DIRECTIONS = Of all the lines in the material, how many include the word "true"? Give only the number.

DATA TO USE =
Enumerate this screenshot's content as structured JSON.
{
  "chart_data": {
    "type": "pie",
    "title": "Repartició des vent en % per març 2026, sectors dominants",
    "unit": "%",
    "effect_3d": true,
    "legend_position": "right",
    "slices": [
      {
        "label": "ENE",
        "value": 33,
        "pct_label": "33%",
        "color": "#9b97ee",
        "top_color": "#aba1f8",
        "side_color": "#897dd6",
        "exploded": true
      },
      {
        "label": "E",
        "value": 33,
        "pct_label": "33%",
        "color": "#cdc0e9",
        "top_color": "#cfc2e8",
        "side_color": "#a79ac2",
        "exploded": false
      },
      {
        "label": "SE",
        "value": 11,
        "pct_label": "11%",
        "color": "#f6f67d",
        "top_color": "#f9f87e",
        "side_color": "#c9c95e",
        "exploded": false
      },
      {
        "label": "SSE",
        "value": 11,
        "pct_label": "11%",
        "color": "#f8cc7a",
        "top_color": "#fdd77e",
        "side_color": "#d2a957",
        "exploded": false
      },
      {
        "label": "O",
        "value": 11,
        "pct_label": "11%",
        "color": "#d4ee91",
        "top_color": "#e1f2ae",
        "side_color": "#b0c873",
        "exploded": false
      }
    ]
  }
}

==

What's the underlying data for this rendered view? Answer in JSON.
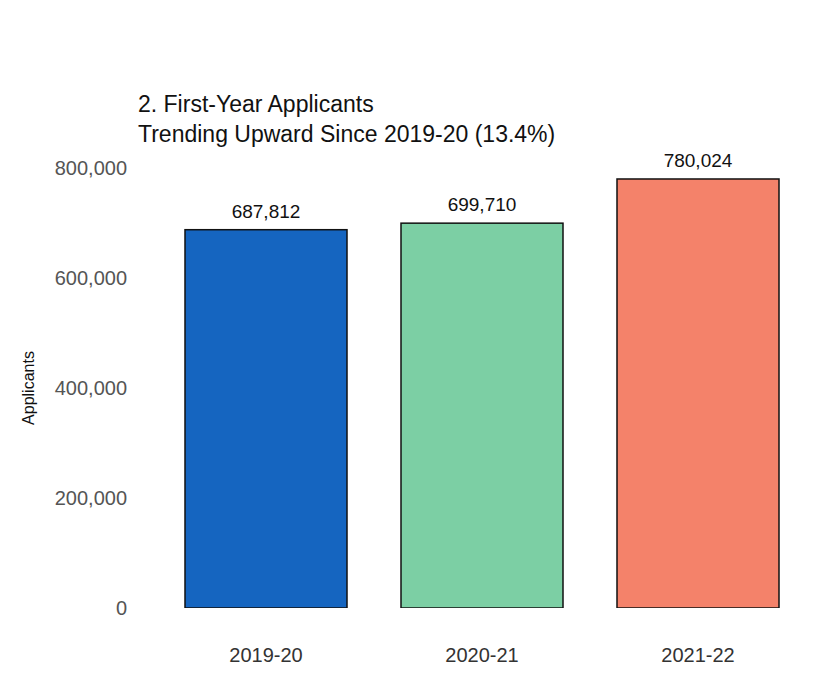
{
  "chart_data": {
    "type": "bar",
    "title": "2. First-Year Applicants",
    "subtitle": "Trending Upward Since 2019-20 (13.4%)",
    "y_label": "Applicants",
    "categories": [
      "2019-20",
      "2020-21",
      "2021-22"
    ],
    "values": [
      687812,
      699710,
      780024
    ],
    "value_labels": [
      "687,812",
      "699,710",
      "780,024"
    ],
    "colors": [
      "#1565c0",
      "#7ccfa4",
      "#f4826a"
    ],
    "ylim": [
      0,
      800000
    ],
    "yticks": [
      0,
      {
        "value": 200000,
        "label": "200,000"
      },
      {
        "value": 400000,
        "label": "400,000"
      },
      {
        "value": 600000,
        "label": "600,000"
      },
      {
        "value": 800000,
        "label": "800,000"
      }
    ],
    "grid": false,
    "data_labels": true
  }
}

---

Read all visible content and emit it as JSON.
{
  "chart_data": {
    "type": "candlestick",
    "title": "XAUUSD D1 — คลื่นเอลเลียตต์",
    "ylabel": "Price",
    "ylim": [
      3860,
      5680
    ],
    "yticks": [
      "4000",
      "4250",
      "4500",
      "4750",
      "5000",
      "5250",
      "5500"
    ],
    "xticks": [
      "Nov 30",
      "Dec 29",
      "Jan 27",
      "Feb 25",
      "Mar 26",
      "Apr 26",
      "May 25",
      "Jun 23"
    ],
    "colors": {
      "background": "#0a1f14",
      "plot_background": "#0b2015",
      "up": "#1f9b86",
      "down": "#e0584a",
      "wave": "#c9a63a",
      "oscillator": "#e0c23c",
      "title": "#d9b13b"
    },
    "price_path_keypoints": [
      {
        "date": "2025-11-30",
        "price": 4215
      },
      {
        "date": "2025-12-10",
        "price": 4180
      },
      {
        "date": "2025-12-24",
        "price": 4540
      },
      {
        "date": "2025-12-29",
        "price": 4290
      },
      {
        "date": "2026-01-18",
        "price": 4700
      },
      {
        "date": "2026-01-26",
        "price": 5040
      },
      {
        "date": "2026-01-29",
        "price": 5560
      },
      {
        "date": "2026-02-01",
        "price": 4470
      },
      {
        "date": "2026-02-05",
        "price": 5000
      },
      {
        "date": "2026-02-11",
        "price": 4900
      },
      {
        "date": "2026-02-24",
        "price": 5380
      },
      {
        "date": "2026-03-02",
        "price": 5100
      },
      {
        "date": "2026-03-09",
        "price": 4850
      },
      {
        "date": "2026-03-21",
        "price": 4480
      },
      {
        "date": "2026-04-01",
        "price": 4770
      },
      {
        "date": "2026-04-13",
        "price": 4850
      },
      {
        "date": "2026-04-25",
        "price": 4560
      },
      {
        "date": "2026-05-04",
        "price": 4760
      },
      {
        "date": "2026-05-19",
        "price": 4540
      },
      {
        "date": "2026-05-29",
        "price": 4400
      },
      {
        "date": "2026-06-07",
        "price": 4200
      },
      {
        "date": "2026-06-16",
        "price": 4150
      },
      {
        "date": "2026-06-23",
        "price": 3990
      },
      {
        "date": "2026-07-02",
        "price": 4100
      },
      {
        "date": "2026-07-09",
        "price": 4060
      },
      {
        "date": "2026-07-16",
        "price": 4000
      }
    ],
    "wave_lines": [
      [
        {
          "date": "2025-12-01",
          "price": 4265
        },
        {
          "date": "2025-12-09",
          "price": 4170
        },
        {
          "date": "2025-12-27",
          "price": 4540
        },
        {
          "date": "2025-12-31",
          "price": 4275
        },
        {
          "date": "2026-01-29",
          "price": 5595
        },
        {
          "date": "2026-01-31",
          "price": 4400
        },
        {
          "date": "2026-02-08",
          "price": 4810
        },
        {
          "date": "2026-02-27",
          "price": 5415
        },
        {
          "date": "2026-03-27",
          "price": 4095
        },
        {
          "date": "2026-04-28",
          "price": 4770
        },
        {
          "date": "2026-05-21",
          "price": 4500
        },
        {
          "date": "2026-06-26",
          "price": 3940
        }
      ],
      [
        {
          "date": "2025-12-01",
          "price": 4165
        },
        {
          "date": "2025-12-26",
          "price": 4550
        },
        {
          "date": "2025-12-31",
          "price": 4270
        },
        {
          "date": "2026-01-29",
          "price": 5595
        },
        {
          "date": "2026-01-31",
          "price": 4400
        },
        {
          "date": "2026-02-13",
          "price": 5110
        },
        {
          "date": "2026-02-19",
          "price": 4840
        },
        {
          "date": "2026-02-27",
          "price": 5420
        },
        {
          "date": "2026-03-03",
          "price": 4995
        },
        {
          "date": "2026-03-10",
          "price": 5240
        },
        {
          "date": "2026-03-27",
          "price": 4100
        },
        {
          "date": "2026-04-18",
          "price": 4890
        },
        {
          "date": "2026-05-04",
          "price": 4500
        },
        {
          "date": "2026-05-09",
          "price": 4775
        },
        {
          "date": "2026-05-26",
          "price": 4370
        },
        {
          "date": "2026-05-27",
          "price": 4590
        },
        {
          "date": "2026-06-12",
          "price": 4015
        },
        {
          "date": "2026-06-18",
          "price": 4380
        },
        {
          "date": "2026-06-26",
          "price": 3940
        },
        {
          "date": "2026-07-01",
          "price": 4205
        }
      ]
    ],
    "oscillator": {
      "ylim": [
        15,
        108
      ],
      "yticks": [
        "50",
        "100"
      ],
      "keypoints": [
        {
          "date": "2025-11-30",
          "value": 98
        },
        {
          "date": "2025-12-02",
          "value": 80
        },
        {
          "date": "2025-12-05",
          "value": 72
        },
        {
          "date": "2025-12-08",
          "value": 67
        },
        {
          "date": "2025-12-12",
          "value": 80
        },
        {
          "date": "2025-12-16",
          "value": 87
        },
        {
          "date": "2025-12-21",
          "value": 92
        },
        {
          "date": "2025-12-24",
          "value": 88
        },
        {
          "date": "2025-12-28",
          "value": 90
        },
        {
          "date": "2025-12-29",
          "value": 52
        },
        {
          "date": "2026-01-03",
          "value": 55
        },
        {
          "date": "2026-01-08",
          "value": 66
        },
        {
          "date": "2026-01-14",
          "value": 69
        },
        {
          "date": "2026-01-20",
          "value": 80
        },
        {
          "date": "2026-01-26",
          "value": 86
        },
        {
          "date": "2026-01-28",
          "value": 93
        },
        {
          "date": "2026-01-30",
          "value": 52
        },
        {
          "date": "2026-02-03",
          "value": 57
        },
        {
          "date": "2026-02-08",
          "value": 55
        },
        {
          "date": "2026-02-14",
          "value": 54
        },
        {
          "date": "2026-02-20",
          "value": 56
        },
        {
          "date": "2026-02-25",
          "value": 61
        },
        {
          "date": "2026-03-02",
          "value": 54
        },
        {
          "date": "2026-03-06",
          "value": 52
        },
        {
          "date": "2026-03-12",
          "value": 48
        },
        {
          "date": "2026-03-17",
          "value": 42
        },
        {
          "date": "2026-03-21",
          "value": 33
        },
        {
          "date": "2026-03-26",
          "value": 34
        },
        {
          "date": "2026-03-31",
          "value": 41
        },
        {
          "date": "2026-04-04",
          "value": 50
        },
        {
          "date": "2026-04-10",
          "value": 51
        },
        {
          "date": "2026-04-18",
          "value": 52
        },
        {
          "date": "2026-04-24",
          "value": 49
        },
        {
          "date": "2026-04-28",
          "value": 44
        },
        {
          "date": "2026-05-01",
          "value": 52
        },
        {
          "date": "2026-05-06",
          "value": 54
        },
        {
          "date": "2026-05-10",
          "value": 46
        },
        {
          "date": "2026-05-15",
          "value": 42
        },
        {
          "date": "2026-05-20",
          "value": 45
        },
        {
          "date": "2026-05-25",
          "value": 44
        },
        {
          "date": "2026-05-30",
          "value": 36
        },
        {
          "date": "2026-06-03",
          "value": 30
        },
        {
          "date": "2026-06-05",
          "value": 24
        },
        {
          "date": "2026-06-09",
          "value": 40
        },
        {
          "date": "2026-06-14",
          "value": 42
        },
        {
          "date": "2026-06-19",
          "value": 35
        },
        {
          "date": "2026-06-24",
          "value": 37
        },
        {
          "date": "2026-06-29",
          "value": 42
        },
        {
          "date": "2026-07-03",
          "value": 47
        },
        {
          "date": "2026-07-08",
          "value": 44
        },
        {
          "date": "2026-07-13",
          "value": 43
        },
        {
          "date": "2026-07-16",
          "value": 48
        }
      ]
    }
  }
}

RESULT FOR THIS EXERCISE = 3